Data records:
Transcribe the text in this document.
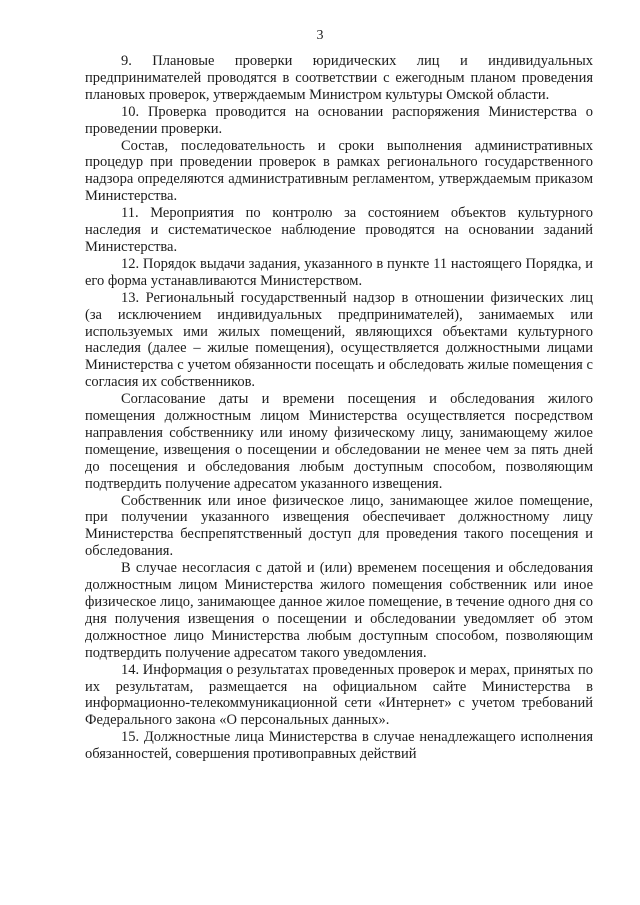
3

9. Плановые проверки юридических лиц и индивидуальных предпринимателей проводятся в соответствии с ежегодным планом проведения плановых проверок, утверждаемым Министром культуры Омской области.

10. Проверка проводится на основании распоряжения Министерства о проведении проверки.

Состав, последовательность и сроки выполнения административных процедур при проведении проверок в рамках регионального государственного надзора определяются административным регламентом, утверждаемым приказом Министерства.

11. Мероприятия по контролю за состоянием объектов культурного наследия и систематическое наблюдение проводятся на основании заданий Министерства.

12. Порядок выдачи задания, указанного в пункте 11 настоящего Порядка, и его форма устанавливаются Министерством.

13. Региональный государственный надзор в отношении физических лиц (за исключением индивидуальных предпринимателей), занимаемых или используемых ими жилых помещений, являющихся объектами культурного наследия (далее – жилые помещения), осуществляется должностными лицами Министерства с учетом обязанности посещать и обследовать жилые помещения с согласия их собственников.

Согласование даты и времени посещения и обследования жилого помещения должностным лицом Министерства осуществляется посредством направления собственнику или иному физическому лицу, занимающему жилое помещение, извещения о посещении и обследовании не менее чем за пять дней до посещения и обследования любым доступным способом, позволяющим подтвердить получение адресатом указанного извещения.

Собственник или иное физическое лицо, занимающее жилое помещение, при получении указанного извещения обеспечивает должностному лицу Министерства беспрепятственный доступ для проведения такого посещения и обследования.

В случае несогласия с датой и (или) временем посещения и обследования должностным лицом Министерства жилого помещения собственник или иное физическое лицо, занимающее данное жилое помещение, в течение одного дня со дня получения извещения о посещении и обследовании уведомляет об этом должностное лицо Министерства любым доступным способом, позволяющим подтвердить получение адресатом такого уведомления.

14. Информация о результатах проведенных проверок и мерах, принятых по их результатам, размещается на официальном сайте Министерства в информационно-телекоммуникационной сети «Интернет» с учетом требований Федерального закона «О персональных данных».

15. Должностные лица Министерства в случае ненадлежащего исполнения обязанностей, совершения противоправных действий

> [WRITTEN PROBLEM]:
All lines in the data that contain the word "основании" should be copied.

> [COMPLETE ANSWER]:
10. Проверка проводится на основании распоряжения Министерства о проведении проверки.
11. Мероприятия по контролю за состоянием объектов культурного наследия и систематическое наблюдение проводятся на основании заданий Министерства.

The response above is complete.